--- BEGIN Records for processing ---
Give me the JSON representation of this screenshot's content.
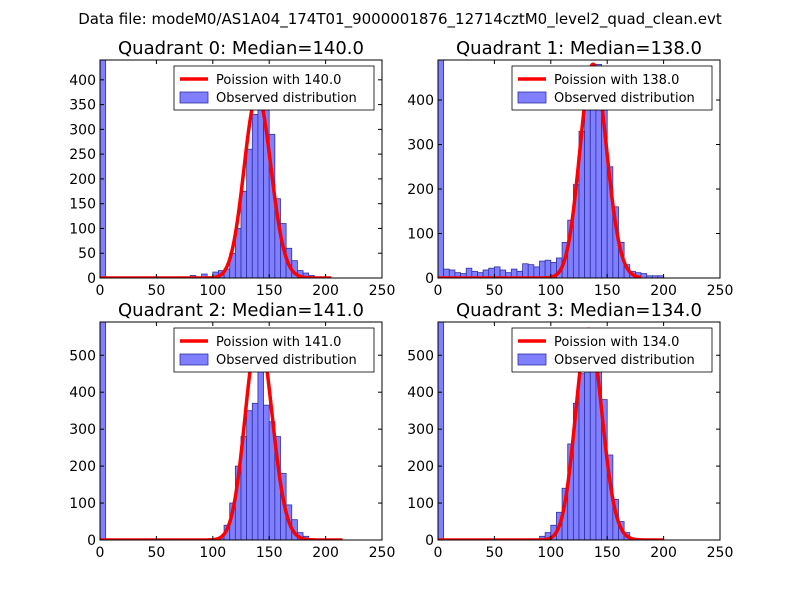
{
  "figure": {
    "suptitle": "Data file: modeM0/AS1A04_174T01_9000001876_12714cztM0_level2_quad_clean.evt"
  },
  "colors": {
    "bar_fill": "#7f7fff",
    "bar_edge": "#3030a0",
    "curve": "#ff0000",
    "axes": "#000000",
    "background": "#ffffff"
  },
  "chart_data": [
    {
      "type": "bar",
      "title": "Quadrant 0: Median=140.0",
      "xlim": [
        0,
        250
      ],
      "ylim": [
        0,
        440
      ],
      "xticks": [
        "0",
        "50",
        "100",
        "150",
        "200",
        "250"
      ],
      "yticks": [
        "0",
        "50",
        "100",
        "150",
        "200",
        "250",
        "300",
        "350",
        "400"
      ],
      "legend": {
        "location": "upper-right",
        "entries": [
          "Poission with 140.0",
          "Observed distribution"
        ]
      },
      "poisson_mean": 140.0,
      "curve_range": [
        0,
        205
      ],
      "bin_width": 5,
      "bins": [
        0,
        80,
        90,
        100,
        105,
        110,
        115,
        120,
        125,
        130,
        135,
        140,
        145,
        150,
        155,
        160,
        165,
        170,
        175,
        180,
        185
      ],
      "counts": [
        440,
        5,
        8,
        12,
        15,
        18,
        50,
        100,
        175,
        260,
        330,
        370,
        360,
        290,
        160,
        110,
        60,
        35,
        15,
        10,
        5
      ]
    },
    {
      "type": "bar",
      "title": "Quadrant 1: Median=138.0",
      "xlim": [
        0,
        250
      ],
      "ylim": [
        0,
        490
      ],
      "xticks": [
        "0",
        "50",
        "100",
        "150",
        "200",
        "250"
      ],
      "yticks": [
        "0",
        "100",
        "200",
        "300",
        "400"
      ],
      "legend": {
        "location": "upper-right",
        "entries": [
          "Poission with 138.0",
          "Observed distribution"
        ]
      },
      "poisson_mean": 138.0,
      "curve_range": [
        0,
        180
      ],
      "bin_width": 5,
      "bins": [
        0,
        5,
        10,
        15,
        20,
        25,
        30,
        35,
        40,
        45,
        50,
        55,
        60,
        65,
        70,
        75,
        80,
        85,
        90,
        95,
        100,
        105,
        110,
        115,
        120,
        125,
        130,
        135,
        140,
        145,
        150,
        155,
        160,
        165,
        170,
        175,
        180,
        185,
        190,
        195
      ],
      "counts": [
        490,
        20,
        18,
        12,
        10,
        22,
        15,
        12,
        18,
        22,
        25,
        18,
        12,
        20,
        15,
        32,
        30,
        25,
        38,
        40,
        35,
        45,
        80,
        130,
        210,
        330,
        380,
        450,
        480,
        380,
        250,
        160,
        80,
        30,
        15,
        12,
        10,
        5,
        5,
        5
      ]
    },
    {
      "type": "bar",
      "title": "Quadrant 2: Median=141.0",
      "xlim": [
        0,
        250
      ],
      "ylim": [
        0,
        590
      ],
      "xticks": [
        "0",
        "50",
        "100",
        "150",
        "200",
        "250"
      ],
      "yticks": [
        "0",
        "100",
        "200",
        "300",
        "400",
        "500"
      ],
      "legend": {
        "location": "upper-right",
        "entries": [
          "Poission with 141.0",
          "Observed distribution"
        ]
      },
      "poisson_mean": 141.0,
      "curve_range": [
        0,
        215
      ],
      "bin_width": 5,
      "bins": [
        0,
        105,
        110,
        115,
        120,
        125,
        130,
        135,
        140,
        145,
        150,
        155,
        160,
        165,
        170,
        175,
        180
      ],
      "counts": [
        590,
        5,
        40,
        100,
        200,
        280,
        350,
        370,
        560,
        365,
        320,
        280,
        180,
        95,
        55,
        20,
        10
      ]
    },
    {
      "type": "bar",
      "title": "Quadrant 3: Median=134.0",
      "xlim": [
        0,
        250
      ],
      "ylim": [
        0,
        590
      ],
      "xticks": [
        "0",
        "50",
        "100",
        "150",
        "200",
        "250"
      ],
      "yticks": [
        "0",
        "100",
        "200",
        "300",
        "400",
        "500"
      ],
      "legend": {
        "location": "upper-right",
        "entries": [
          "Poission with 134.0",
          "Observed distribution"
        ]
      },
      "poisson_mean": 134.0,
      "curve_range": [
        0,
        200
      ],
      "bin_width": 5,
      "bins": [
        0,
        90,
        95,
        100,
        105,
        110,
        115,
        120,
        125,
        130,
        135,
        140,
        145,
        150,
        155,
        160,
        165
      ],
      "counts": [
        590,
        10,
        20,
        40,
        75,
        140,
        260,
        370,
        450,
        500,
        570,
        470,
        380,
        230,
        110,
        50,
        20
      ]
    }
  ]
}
--- END Records for processing ---
--- BEGIN Records for processing ---
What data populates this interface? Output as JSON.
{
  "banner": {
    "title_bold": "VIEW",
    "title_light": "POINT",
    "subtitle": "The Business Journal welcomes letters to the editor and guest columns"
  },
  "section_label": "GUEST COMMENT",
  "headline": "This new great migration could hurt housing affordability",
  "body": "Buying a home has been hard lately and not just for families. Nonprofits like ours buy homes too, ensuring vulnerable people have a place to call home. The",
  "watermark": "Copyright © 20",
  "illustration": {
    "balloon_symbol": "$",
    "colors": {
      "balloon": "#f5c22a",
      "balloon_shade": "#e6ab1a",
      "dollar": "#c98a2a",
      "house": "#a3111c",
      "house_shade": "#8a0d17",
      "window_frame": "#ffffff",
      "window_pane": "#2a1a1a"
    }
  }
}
--- END Records for processing ---
--- BEGIN Records for processing ---
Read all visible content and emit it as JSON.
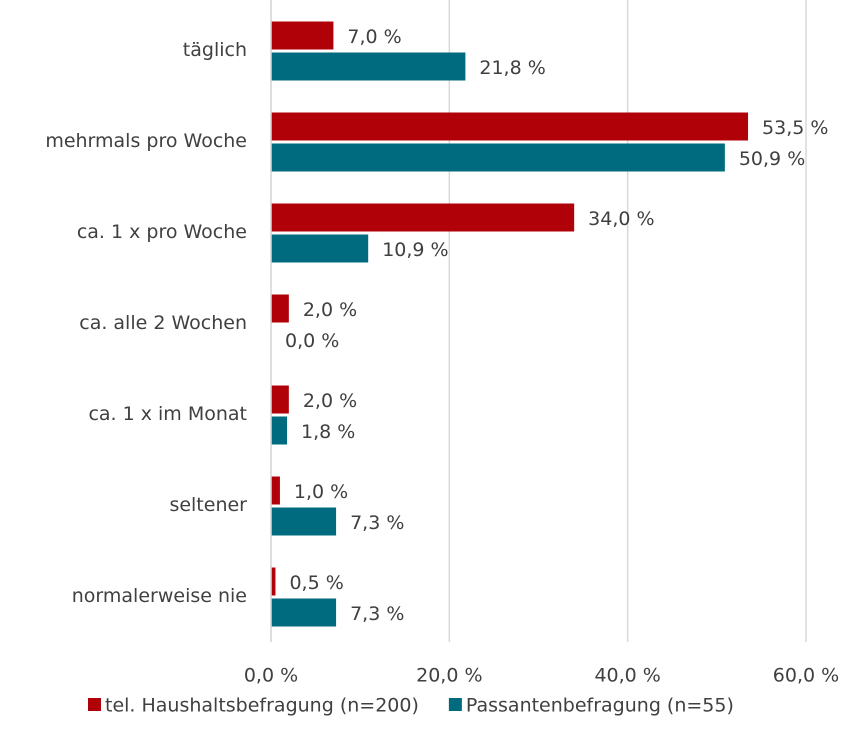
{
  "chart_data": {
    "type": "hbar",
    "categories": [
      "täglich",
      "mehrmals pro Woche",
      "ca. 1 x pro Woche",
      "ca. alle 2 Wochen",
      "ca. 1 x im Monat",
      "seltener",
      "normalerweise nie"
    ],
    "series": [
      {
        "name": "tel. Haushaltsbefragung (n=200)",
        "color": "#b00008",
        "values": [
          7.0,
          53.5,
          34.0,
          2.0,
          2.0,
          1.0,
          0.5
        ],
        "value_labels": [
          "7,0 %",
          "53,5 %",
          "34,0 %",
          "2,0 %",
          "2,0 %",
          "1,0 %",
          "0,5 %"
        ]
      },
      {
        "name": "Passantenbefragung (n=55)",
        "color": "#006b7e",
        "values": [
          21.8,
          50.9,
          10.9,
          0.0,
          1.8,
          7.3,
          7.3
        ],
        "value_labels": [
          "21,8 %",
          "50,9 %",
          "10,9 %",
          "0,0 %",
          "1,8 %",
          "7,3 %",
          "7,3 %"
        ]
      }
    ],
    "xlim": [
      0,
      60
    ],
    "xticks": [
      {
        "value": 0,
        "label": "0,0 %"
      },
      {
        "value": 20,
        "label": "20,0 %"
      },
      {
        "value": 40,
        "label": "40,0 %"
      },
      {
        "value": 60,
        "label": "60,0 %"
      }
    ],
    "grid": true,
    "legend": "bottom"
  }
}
--- END Records for processing ---
Written exercise
Check each line of the entries above for the word "content". List the ones that have it.

Response
Give me the JSON representation of this screenshot's content.
Read all visible content and emit it as JSON.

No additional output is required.